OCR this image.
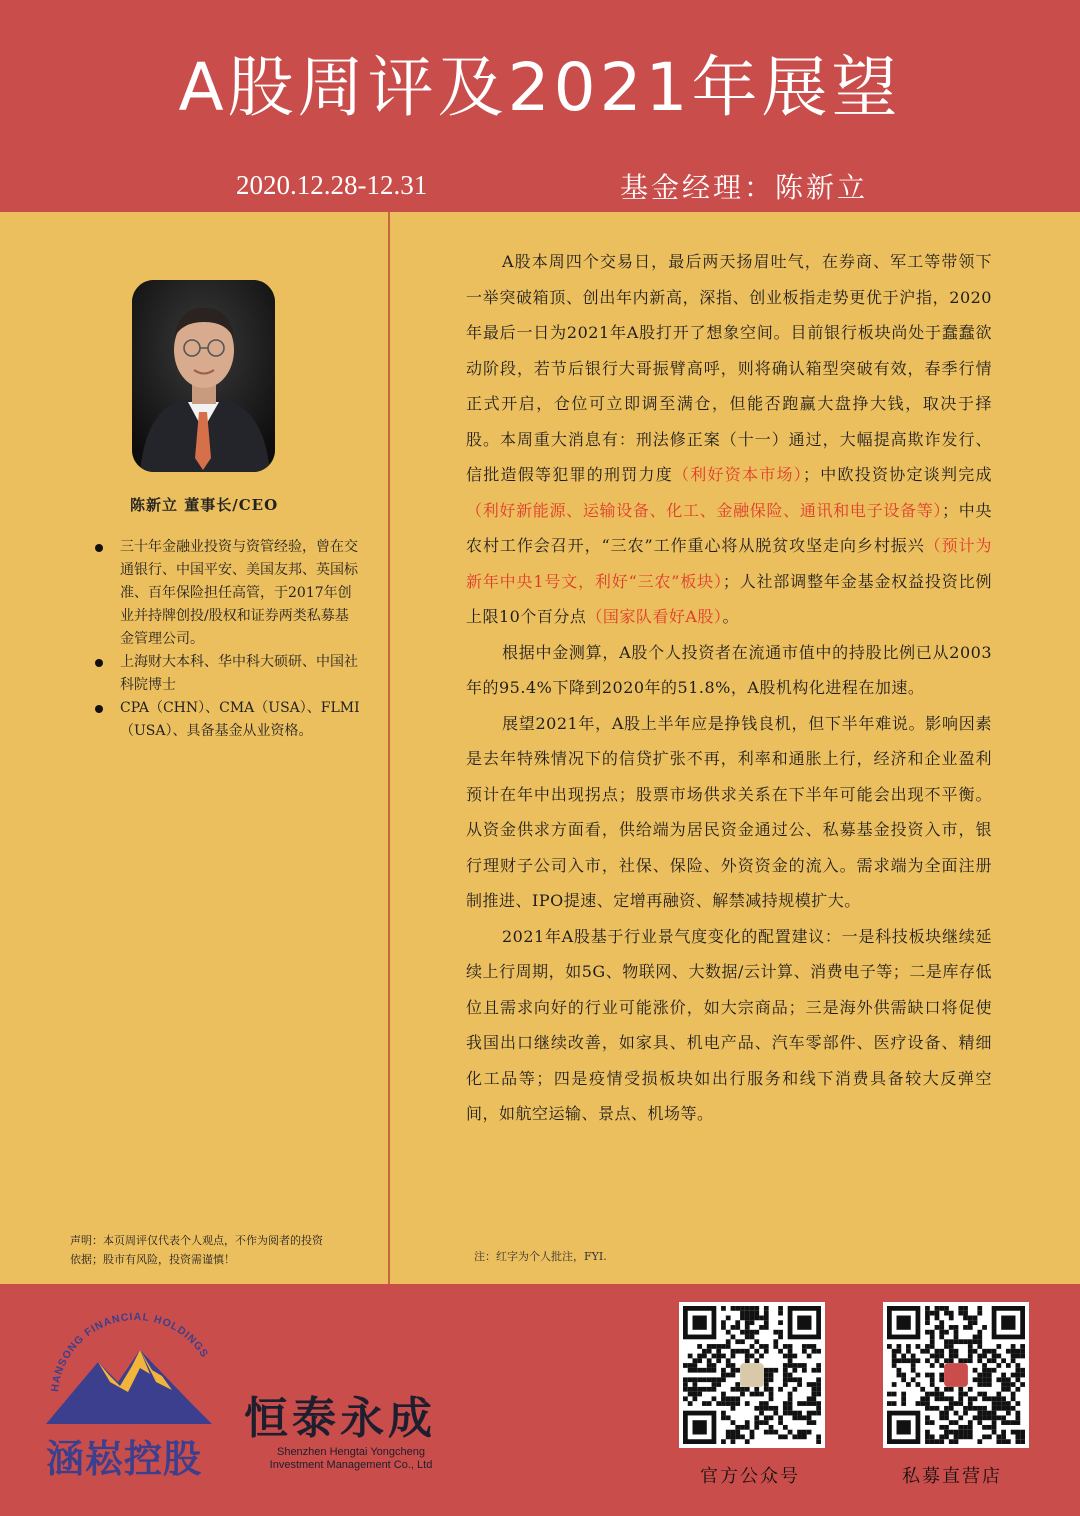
A股周评及2021年展望
2020.12.28-12.31	基金经理：陈新立
陈新立 董事长/CEO
三十年金融业投资与资管经验，曾在交通银行、中国平安、美国友邦、英国标准、百年保险担任高管，于2017年创业并持牌创投/股权和证券两类私募基金管理公司。
上海财大本科、华中科大硕研、中国社科院博士
CPA（CHN）、CMA（USA）、FLMI（USA）、具备基金从业资格。
声明：本页周评仅代表个人观点，不作为阅者的投资依据；股市有风险，投资需谨慎！

A股本周四个交易日，最后两天扬眉吐气，在券商、军工等带领下一举突破箱顶、创出年内新高，深指、创业板指走势更优于沪指，2020年最后一日为2021年A股打开了想象空间。目前银行板块尚处于蠢蠢欲动阶段，若节后银行大哥振臂高呼，则将确认箱型突破有效，春季行情正式开启，仓位可立即调至满仓，但能否跑赢大盘挣大钱，取决于择股。本周重大消息有：刑法修正案（十一）通过，大幅提高欺诈发行、信批造假等犯罪的刑罚力度（利好资本市场）；中欧投资协定谈判完成（利好新能源、运输设备、化工、金融保险、通讯和电子设备等）；中央农村工作会召开，“三农”工作重心将从脱贫攻坚走向乡村振兴（预计为新年中央1号文，利好“三农”板块）；人社部调整年金基金权益投资比例上限10个百分点（国家队看好A股）。

根据中金测算，A股个人投资者在流通市值中的持股比例已从2003年的95.4%下降到2020年的51.8%，A股机构化进程在加速。

展望2021年，A股上半年应是挣钱良机，但下半年难说。影响因素是去年特殊情况下的信贷扩张不再，利率和通胀上行，经济和企业盈利预计在年中出现拐点；股票市场供求关系在下半年可能会出现不平衡。从资金供求方面看，供给端为居民资金通过公、私募基金投资入市，银行理财子公司入市，社保、保险、外资资金的流入。需求端为全面注册制推进、IPO提速、定增再融资、解禁减持规模扩大。

2021年A股基于行业景气度变化的配置建议：一是科技板块继续延续上行周期，如5G、物联网、大数据/云计算、消费电子等；二是库存低位且需求向好的行业可能涨价，如大宗商品；三是海外供需缺口将促使我国出口继续改善，如家具、机电产品、汽车零部件、医疗设备、精细化工品等；四是疫情受损板块如出行服务和线下消费具备较大反弹空间，如航空运输、景点、机场等。

注：红字为个人批注，FYI.
HANSONG FINANCIAL HOLDINGS
涵崧控股
恒泰永成
Shenzhen Hengtai Yongcheng
Investment Management Co., Ltd
官方公众号	私募直营店
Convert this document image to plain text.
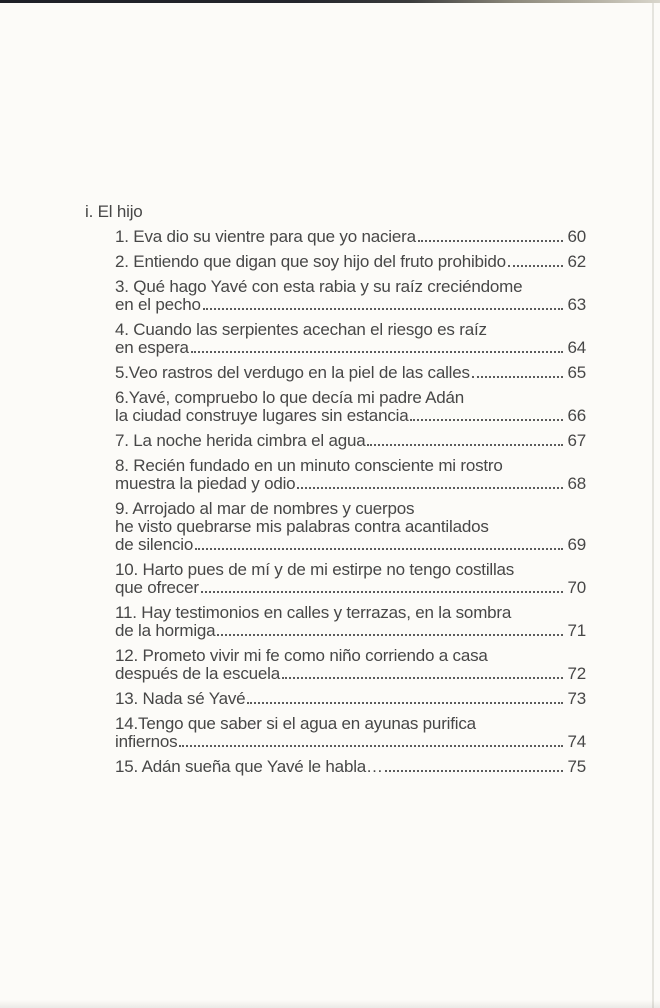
i. El hijo
1. Eva dio su vientre para que yo naciera	60
2. Entiendo que digan que soy hijo del fruto prohibido	62
3. Qué hago Yavé con esta rabia y su raíz creciéndome
en el pecho	63
4. Cuando las serpientes acechan el riesgo es raíz
en espera	64
5.Veo rastros del verdugo en la piel de las calles	65
6.Yavé, compruebo lo que decía mi padre Adán
la ciudad construye lugares sin estancia	66
7. La noche herida cimbra el agua	67
8. Recién fundado en un minuto consciente mi rostro
muestra la piedad y odio	68
9. Arrojado al mar de nombres y cuerpos
he visto quebrarse mis palabras contra acantilados
de silencio	69
10. Harto pues de mí y de mi estirpe no tengo costillas
que ofrecer	70
11. Hay testimonios en calles y terrazas, en la sombra
de la hormiga	71
12. Prometo vivir mi fe como niño corriendo a casa
después de la escuela	72
13. Nada sé Yavé	73
14.Tengo que saber si el agua en ayunas purifica
infiernos	74
15. Adán sueña que Yavé le habla…	75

--*--

Written instruction:
Give solely the number of lines in the data that contain the string "Yavé".

Finished exercise:
4